È un giornalista o un giornalaio chi scrive dell’Ateneo senese usando solo le veline del rettore?

Altan-merdaventilatore

Il supplemento del Sole 24 Ore (1 aprile 2015) pubblica un lungo articolo sugli atenei toscani a firma di un freelance che in rete si presenta con il seguente profilo: «Giornalista fin dal primo giorno di vita. Amante delle novità, cerco tutto ciò che ha un senso nella nostra vita. E lo scrivo. Mi lamento per tutto (tranne che per la Fiorentina)! L’anti-genio per eccellenza. Presunto giornalista o, più semplicemente, giornalaio… Ma sempre e comunque IDOLO!!!».

» Consegna:
Rispondi a queste domande sull'estratto della pagina:
1. Di quale testata è il supplemento citato e in che data esce l'articolo?
2. Su quali atenei verte il lungo articolo?
3. Secondo il profilo in rete di chi firma l'articolo, per che cosa non si lamenta?

» Estratti delle voci:
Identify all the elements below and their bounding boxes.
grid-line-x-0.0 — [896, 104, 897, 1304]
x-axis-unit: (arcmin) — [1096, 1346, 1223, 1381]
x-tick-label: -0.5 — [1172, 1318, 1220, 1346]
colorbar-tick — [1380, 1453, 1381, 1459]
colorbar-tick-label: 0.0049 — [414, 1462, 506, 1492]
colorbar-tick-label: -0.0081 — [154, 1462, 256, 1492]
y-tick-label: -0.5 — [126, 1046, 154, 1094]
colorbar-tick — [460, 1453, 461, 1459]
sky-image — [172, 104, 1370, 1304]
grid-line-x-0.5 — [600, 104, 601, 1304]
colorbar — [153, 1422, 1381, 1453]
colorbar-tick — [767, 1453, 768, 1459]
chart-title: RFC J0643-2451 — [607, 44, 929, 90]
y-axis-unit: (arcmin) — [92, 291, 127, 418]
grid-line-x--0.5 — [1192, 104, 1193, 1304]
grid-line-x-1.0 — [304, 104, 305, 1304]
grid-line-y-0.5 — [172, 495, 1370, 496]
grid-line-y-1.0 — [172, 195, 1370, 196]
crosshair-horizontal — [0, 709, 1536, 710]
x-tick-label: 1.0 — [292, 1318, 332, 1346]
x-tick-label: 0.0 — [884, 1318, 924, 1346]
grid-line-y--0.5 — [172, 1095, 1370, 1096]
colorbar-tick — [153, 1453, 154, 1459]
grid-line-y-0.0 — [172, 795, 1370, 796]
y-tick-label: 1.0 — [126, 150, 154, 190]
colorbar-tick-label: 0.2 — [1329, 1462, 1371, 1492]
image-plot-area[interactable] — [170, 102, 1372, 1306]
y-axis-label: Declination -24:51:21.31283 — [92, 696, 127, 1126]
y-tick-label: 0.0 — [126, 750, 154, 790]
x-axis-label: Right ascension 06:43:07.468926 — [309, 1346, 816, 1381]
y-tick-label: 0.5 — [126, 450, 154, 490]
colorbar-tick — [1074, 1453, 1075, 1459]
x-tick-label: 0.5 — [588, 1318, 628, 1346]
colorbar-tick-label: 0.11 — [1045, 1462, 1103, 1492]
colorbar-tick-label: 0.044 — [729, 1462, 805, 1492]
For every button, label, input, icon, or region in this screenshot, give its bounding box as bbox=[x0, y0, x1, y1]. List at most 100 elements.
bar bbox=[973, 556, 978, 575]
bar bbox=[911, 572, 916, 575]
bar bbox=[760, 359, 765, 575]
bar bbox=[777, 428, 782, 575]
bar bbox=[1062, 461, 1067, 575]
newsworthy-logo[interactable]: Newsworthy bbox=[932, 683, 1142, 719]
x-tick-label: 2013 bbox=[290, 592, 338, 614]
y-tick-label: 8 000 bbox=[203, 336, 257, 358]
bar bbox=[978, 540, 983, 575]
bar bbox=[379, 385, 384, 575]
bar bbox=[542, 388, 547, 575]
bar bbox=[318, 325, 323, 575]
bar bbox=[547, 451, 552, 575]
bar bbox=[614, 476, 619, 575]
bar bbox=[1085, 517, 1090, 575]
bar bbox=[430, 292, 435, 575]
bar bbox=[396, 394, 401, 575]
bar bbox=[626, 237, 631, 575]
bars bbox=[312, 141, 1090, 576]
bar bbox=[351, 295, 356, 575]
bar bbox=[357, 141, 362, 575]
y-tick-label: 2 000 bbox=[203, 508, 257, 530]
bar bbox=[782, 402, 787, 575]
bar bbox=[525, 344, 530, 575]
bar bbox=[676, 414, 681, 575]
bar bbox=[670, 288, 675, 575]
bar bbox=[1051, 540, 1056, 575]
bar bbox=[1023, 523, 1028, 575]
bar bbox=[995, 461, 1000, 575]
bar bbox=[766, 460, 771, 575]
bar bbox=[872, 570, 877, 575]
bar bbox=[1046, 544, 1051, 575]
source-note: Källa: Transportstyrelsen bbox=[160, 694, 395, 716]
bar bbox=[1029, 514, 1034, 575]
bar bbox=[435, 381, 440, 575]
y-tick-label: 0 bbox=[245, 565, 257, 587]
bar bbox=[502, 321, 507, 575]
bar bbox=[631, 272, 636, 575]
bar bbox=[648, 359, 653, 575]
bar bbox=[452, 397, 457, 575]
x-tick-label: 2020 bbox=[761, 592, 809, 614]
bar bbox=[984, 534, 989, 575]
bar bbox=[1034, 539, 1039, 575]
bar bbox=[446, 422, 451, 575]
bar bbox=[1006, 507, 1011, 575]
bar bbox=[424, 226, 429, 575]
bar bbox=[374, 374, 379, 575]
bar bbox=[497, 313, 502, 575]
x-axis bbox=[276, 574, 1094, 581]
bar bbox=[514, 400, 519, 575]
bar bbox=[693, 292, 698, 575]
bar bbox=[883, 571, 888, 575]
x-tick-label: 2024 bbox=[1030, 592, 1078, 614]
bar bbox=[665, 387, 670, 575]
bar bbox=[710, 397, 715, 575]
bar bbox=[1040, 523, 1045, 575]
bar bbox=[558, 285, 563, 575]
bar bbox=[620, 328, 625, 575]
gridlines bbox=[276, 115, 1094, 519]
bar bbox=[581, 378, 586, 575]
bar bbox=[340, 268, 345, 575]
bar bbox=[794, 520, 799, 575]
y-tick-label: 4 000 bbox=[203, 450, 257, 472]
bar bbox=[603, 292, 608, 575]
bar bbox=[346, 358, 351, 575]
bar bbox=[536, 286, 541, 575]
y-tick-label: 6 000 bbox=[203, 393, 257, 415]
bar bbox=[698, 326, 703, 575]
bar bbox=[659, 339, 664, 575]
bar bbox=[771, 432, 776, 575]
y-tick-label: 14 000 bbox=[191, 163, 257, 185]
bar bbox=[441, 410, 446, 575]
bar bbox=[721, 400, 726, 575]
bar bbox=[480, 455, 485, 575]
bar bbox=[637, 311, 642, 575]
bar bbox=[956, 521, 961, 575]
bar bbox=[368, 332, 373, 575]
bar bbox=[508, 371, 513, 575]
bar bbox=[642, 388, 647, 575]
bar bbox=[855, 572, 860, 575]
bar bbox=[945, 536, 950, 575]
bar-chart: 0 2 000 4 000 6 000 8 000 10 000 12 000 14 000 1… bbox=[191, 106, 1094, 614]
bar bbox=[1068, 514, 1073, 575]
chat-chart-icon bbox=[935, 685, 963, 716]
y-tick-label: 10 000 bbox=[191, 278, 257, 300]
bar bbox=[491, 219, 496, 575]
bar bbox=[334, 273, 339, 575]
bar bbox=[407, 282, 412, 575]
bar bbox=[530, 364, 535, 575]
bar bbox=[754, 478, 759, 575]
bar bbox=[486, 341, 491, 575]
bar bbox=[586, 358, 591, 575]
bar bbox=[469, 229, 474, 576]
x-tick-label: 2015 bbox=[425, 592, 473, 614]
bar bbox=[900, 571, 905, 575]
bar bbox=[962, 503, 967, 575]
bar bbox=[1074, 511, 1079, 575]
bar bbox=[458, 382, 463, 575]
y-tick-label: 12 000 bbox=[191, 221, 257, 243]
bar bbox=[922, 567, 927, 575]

» Risposta:
1. Del Sole 24 Ore; l'articolo esce il 1 aprile 2015.
2. Sugli atenei toscani.
3. Per la Fiorentina.